(Items from a figure collection)
_ _ _ _ _
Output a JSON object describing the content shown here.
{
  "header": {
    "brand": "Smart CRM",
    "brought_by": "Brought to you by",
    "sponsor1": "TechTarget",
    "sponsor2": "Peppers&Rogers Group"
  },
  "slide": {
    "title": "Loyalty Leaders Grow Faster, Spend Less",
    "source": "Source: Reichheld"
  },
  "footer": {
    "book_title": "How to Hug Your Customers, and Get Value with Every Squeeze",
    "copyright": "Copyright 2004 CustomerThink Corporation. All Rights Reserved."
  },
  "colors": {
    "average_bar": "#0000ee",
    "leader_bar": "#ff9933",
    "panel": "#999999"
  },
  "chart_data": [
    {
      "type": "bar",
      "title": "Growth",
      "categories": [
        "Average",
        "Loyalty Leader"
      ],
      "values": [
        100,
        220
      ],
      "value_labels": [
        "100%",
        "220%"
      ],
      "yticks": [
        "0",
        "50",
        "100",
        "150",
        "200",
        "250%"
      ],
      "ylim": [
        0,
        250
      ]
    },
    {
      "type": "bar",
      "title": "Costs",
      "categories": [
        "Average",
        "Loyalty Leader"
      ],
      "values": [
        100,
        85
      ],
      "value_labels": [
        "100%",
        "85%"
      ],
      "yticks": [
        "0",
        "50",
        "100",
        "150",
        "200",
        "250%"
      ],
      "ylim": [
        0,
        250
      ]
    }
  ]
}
_ _ _ _ _
*EXERCISE*:
All of the lines above need to be given again exactly.

*TASK ANSWER*:
Output a JSON object describing the content shown here.
{
  "header": {
    "brand": "Smart CRM",
    "brought_by": "Brought to you by",
    "sponsor1": "TechTarget",
    "sponsor2": "Peppers&Rogers Group"
  },
  "slide": {
    "title": "Loyalty Leaders Grow Faster, Spend Less",
    "source": "Source: Reichheld"
  },
  "footer": {
    "book_title": "How to Hug Your Customers, and Get Value with Every Squeeze",
    "copyright": "Copyright 2004 CustomerThink Corporation. All Rights Reserved."
  },
  "colors": {
    "average_bar": "#0000ee",
    "leader_bar": "#ff9933",
    "panel": "#999999"
  },
  "chart_data": [
    {
      "type": "bar",
      "title": "Growth",
      "categories": [
        "Average",
        "Loyalty Leader"
      ],
      "values": [
        100,
        220
      ],
      "value_labels": [
        "100%",
        "220%"
      ],
      "yticks": [
        "0",
        "50",
        "100",
        "150",
        "200",
        "250%"
      ],
      "ylim": [
        0,
        250
      ]
    },
    {
      "type": "bar",
      "title": "Costs",
      "categories": [
        "Average",
        "Loyalty Leader"
      ],
      "values": [
        100,
        85
      ],
      "value_labels": [
        "100%",
        "85%"
      ],
      "yticks": [
        "0",
        "50",
        "100",
        "150",
        "200",
        "250%"
      ],
      "ylim": [
        0,
        250
      ]
    }
  ]
}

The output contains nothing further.